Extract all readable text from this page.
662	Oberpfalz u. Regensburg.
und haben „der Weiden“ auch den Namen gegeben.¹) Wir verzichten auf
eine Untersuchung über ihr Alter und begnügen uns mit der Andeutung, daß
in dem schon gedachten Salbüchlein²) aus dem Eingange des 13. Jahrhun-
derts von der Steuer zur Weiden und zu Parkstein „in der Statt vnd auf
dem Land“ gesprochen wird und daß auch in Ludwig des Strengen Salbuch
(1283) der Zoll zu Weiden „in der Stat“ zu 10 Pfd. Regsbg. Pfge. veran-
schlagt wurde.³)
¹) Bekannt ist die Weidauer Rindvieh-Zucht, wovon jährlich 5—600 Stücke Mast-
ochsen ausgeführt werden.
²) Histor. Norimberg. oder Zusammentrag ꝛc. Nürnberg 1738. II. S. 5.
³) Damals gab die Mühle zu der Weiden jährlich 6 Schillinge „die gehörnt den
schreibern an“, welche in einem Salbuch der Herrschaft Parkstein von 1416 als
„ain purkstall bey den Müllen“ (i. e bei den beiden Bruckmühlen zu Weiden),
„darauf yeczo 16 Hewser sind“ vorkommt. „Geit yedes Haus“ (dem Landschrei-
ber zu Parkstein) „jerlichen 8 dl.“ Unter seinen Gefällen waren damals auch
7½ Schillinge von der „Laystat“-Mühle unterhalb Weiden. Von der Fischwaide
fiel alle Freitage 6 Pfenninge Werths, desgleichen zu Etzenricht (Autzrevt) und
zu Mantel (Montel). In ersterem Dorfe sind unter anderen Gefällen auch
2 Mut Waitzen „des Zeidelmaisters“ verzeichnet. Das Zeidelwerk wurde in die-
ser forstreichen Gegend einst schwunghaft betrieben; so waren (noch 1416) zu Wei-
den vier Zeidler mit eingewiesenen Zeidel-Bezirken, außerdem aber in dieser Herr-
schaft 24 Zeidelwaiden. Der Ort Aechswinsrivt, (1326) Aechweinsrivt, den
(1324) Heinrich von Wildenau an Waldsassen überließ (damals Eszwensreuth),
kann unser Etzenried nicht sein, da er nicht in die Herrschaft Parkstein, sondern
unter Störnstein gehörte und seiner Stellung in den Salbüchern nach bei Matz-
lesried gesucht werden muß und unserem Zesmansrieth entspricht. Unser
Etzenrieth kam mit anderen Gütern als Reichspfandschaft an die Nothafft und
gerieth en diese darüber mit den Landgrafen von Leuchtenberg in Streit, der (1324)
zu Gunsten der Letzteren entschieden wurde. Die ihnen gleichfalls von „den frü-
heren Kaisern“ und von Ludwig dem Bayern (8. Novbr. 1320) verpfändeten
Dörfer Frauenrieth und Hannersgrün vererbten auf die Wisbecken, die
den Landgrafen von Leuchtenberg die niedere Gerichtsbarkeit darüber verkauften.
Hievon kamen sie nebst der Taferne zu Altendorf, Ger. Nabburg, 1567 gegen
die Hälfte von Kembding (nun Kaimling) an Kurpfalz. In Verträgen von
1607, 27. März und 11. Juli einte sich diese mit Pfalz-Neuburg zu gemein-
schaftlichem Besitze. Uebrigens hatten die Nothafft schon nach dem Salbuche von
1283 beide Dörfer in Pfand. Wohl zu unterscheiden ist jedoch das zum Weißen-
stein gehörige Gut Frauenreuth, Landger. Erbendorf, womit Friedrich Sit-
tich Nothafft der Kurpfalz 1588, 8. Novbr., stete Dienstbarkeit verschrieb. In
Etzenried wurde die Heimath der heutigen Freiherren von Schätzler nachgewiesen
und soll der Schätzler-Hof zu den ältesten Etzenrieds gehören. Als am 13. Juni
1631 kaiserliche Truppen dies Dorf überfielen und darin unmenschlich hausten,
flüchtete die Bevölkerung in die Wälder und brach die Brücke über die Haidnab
=====
• _TO BE DONE_
Retype the entries one by one, exactly.

• _ANSWER FOR THIS EXERCISE_
Extract all readable text from this page.
662	Oberpfalz u. Regensburg.
und haben „der Weiden“ auch den Namen gegeben.¹) Wir verzichten auf
eine Untersuchung über ihr Alter und begnügen uns mit der Andeutung, daß
in dem schon gedachten Salbüchlein²) aus dem Eingange des 13. Jahrhun-
derts von der Steuer zur Weiden und zu Parkstein „in der Statt vnd auf
dem Land“ gesprochen wird und daß auch in Ludwig des Strengen Salbuch
(1283) der Zoll zu Weiden „in der Stat“ zu 10 Pfd. Regsbg. Pfge. veran-
schlagt wurde.³)
¹) Bekannt ist die Weidauer Rindvieh-Zucht, wovon jährlich 5—600 Stücke Mast-
ochsen ausgeführt werden.
²) Histor. Norimberg. oder Zusammentrag ꝛc. Nürnberg 1738. II. S. 5.
³) Damals gab die Mühle zu der Weiden jährlich 6 Schillinge „die gehörnt den
schreibern an“, welche in einem Salbuch der Herrschaft Parkstein von 1416 als
„ain purkstall bey den Müllen“ (i. e bei den beiden Bruckmühlen zu Weiden),
„darauf yeczo 16 Hewser sind“ vorkommt. „Geit yedes Haus“ (dem Landschrei-
ber zu Parkstein) „jerlichen 8 dl.“ Unter seinen Gefällen waren damals auch
7½ Schillinge von der „Laystat“-Mühle unterhalb Weiden. Von der Fischwaide
fiel alle Freitage 6 Pfenninge Werths, desgleichen zu Etzenricht (Autzrevt) und
zu Mantel (Montel). In ersterem Dorfe sind unter anderen Gefällen auch
2 Mut Waitzen „des Zeidelmaisters“ verzeichnet. Das Zeidelwerk wurde in die-
ser forstreichen Gegend einst schwunghaft betrieben; so waren (noch 1416) zu Wei-
den vier Zeidler mit eingewiesenen Zeidel-Bezirken, außerdem aber in dieser Herr-
schaft 24 Zeidelwaiden. Der Ort Aechswinsrivt, (1326) Aechweinsrivt, den
(1324) Heinrich von Wildenau an Waldsassen überließ (damals Eszwensreuth),
kann unser Etzenried nicht sein, da er nicht in die Herrschaft Parkstein, sondern
unter Störnstein gehörte und seiner Stellung in den Salbüchern nach bei Matz-
lesried gesucht werden muß und unserem Zesmansrieth entspricht. Unser
Etzenrieth kam mit anderen Gütern als Reichspfandschaft an die Nothafft und
gerieth en diese darüber mit den Landgrafen von Leuchtenberg in Streit, der (1324)
zu Gunsten der Letzteren entschieden wurde. Die ihnen gleichfalls von „den frü-
heren Kaisern“ und von Ludwig dem Bayern (8. Novbr. 1320) verpfändeten
Dörfer Frauenrieth und Hannersgrün vererbten auf die Wisbecken, die
den Landgrafen von Leuchtenberg die niedere Gerichtsbarkeit darüber verkauften.
Hievon kamen sie nebst der Taferne zu Altendorf, Ger. Nabburg, 1567 gegen
die Hälfte von Kembding (nun Kaimling) an Kurpfalz. In Verträgen von
1607, 27. März und 11. Juli einte sich diese mit Pfalz-Neuburg zu gemein-
schaftlichem Besitze. Uebrigens hatten die Nothafft schon nach dem Salbuche von
1283 beide Dörfer in Pfand. Wohl zu unterscheiden ist jedoch das zum Weißen-
stein gehörige Gut Frauenreuth, Landger. Erbendorf, womit Friedrich Sit-
tich Nothafft der Kurpfalz 1588, 8. Novbr., stete Dienstbarkeit verschrieb. In
Etzenried wurde die Heimath der heutigen Freiherren von Schätzler nachgewiesen
und soll der Schätzler-Hof zu den ältesten Etzenrieds gehören. Als am 13. Juni
1631 kaiserliche Truppen dies Dorf überfielen und darin unmenschlich hausten,
flüchtete die Bevölkerung in die Wälder und brach die Brücke über die Haidnab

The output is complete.